## [SET TASK]
Give back all the data exactly, line by line.
— start —
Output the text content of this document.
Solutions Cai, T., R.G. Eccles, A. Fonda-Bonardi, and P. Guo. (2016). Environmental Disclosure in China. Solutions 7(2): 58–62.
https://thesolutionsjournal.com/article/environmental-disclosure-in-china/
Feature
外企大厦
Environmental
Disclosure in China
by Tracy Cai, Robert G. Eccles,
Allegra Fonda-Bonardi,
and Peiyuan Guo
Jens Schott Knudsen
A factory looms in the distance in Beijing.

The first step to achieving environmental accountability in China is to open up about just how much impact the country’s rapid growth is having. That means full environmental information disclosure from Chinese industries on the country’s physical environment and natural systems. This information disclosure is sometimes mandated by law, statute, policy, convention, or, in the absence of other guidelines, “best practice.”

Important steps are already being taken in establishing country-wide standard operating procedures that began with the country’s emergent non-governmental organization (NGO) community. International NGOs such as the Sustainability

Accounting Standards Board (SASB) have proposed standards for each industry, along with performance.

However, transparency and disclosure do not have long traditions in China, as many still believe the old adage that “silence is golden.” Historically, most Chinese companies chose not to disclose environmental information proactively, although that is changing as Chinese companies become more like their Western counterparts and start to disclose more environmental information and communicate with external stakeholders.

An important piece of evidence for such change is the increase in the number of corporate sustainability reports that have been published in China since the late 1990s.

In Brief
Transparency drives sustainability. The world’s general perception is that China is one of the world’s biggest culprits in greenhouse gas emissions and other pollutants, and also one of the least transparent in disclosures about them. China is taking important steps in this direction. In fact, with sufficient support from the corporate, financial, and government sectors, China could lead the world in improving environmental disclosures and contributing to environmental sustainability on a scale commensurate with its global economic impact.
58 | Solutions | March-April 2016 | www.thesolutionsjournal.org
— end —
## [SOLUTION TO THE EXERCISE]
Output the text content of this document.
Solutions Cai, T., R.G. Eccles, A. Fonda-Bonardi, and P. Guo. (2016). Environmental Disclosure in China. Solutions 7(2): 58–62.
https://thesolutionsjournal.com/article/environmental-disclosure-in-china/
Feature
外企大厦
Environmental
Disclosure in China
by Tracy Cai, Robert G. Eccles,
Allegra Fonda-Bonardi,
and Peiyuan Guo
Jens Schott Knudsen
A factory looms in the distance in Beijing.

The first step to achieving environmental accountability in China is to open up about just how much impact the country’s rapid growth is having. That means full environmental information disclosure from Chinese industries on the country’s physical environment and natural systems. This information disclosure is sometimes mandated by law, statute, policy, convention, or, in the absence of other guidelines, “best practice.”

Important steps are already being taken in establishing country-wide standard operating procedures that began with the country’s emergent non-governmental organization (NGO) community. International NGOs such as the Sustainability

Accounting Standards Board (SASB) have proposed standards for each industry, along with performance.

However, transparency and disclosure do not have long traditions in China, as many still believe the old adage that “silence is golden.” Historically, most Chinese companies chose not to disclose environmental information proactively, although that is changing as Chinese companies become more like their Western counterparts and start to disclose more environmental information and communicate with external stakeholders.

An important piece of evidence for such change is the increase in the number of corporate sustainability reports that have been published in China since the late 1990s.

In Brief
Transparency drives sustainability. The world’s general perception is that China is one of the world’s biggest culprits in greenhouse gas emissions and other pollutants, and also one of the least transparent in disclosures about them. China is taking important steps in this direction. In fact, with sufficient support from the corporate, financial, and government sectors, China could lead the world in improving environmental disclosures and contributing to environmental sustainability on a scale commensurate with its global economic impact.
58 | Solutions | March-April 2016 | www.thesolutionsjournal.org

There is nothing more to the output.